WHAT THIS TASK INVOLVES: Set down the material below in full, matching it exactly.

DATA SHOWN:
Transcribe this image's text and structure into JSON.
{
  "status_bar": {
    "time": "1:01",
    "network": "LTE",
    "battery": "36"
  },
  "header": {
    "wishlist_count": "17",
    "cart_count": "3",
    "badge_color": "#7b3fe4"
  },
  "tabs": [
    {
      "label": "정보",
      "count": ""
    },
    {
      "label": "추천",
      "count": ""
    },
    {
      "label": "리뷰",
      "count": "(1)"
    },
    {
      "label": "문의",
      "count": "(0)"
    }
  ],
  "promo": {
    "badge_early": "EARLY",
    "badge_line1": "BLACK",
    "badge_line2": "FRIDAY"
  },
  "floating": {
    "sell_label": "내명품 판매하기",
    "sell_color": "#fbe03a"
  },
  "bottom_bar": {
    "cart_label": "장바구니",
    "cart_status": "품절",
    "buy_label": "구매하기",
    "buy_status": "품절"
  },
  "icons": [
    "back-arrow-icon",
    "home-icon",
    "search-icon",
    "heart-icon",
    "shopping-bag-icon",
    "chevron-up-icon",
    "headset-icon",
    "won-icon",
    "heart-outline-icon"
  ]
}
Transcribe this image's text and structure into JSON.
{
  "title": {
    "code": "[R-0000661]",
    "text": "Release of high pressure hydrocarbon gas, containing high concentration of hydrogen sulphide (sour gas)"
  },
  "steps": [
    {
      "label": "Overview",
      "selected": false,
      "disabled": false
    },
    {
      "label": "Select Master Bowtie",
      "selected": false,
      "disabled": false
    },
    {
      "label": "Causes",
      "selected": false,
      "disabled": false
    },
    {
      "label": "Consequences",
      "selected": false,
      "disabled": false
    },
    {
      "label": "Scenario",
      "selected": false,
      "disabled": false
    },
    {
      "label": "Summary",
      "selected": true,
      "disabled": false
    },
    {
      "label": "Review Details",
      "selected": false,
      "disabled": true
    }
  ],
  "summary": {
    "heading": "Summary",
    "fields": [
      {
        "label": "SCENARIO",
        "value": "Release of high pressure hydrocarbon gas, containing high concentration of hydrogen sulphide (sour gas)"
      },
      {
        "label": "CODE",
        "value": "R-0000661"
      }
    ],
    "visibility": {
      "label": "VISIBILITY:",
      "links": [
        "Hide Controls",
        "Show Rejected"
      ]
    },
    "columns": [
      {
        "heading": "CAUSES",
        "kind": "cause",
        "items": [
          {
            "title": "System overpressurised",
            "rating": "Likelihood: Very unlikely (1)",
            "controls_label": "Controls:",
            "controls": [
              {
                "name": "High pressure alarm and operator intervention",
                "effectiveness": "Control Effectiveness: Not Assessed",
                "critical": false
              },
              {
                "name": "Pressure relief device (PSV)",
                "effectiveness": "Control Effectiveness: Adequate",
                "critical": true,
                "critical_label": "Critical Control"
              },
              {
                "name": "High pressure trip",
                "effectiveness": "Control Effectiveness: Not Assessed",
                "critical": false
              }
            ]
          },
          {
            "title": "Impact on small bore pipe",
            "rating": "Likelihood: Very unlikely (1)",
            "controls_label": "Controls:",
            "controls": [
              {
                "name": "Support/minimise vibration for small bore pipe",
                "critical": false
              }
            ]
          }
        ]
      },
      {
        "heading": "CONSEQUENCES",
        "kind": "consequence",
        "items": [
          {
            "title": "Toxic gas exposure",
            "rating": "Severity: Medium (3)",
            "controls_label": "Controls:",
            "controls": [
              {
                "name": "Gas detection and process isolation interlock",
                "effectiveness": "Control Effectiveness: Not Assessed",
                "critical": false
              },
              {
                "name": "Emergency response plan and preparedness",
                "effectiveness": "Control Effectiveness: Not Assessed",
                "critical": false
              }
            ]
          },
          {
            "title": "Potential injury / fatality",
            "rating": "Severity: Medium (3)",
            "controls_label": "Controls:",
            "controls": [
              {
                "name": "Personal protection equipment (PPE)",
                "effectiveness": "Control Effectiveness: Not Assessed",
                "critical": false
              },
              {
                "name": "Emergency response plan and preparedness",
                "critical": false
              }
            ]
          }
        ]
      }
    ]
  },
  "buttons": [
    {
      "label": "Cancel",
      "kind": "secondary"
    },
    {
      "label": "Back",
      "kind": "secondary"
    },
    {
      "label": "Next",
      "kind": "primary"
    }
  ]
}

TASK RESPONSE:
Transcribe this image's text and structure into JSON.
{
  "status_bar": {
    "time": "1:01",
    "network": "LTE",
    "battery": "36"
  },
  "header": {
    "wishlist_count": "17",
    "cart_count": "3",
    "badge_color": "#7b3fe4"
  },
  "tabs": [
    {
      "label": "정보",
      "count": ""
    },
    {
      "label": "추천",
      "count": ""
    },
    {
      "label": "리뷰",
      "count": "(1)"
    },
    {
      "label": "문의",
      "count": "(0)"
    }
  ],
  "promo": {
    "badge_early": "EARLY",
    "badge_line1": "BLACK",
    "badge_line2": "FRIDAY"
  },
  "floating": {
    "sell_label": "내명품 판매하기",
    "sell_color": "#fbe03a"
  },
  "bottom_bar": {
    "cart_label": "장바구니",
    "cart_status": "품절",
    "buy_label": "구매하기",
    "buy_status": "품절"
  },
  "icons": [
    "back-arrow-icon",
    "home-icon",
    "search-icon",
    "heart-icon",
    "shopping-bag-icon",
    "chevron-up-icon",
    "headset-icon",
    "won-icon",
    "heart-outline-icon"
  ]
}
Transcribe this image's text and structure into JSON.
{
  "title": {
    "code": "[R-0000661]",
    "text": "Release of high pressure hydrocarbon gas, containing high concentration of hydrogen sulphide (sour gas)"
  },
  "steps": [
    {
      "label": "Overview",
      "selected": false,
      "disabled": false
    },
    {
      "label": "Select Master Bowtie",
      "selected": false,
      "disabled": false
    },
    {
      "label": "Causes",
      "selected": false,
      "disabled": false
    },
    {
      "label": "Consequences",
      "selected": false,
      "disabled": false
    },
    {
      "label": "Scenario",
      "selected": false,
      "disabled": false
    },
    {
      "label": "Summary",
      "selected": true,
      "disabled": false
    },
    {
      "label": "Review Details",
      "selected": false,
      "disabled": true
    }
  ],
  "summary": {
    "heading": "Summary",
    "fields": [
      {
        "label": "SCENARIO",
        "value": "Release of high pressure hydrocarbon gas, containing high concentration of hydrogen sulphide (sour gas)"
      },
      {
        "label": "CODE",
        "value": "R-0000661"
      }
    ],
    "visibility": {
      "label": "VISIBILITY:",
      "links": [
        "Hide Controls",
        "Show Rejected"
      ]
    },
    "columns": [
      {
        "heading": "CAUSES",
        "kind": "cause",
        "items": [
          {
            "title": "System overpressurised",
            "rating": "Likelihood: Very unlikely (1)",
            "controls_label": "Controls:",
            "controls": [
              {
                "name": "High pressure alarm and operator intervention",
                "effectiveness": "Control Effectiveness: Not Assessed",
                "critical": false
              },
              {
                "name": "Pressure relief device (PSV)",
                "effectiveness": "Control Effectiveness: Adequate",
                "critical": true,
                "critical_label": "Critical Control"
              },
              {
                "name": "High pressure trip",
                "effectiveness": "Control Effectiveness: Not Assessed",
                "critical": false
              }
            ]
          },
          {
            "title": "Impact on small bore pipe",
            "rating": "Likelihood: Very unlikely (1)",
            "controls_label": "Controls:",
            "controls": [
              {
                "name": "Support/minimise vibration for small bore pipe",
                "critical": false
              }
            ]
          }
        ]
      },
      {
        "heading": "CONSEQUENCES",
        "kind": "consequence",
        "items": [
          {
            "title": "Toxic gas exposure",
            "rating": "Severity: Medium (3)",
            "controls_label": "Controls:",
            "controls": [
              {
                "name": "Gas detection and process isolation interlock",
                "effectiveness": "Control Effectiveness: Not Assessed",
                "critical": false
              },
              {
                "name": "Emergency response plan and preparedness",
                "effectiveness": "Control Effectiveness: Not Assessed",
                "critical": false
              }
            ]
          },
          {
            "title": "Potential injury / fatality",
            "rating": "Severity: Medium (3)",
            "controls_label": "Controls:",
            "controls": [
              {
                "name": "Personal protection equipment (PPE)",
                "effectiveness": "Control Effectiveness: Not Assessed",
                "critical": false
              },
              {
                "name": "Emergency response plan and preparedness",
                "critical": false
              }
            ]
          }
        ]
      }
    ]
  },
  "buttons": [
    {
      "label": "Cancel",
      "kind": "secondary"
    },
    {
      "label": "Back",
      "kind": "secondary"
    },
    {
      "label": "Next",
      "kind": "primary"
    }
  ]
}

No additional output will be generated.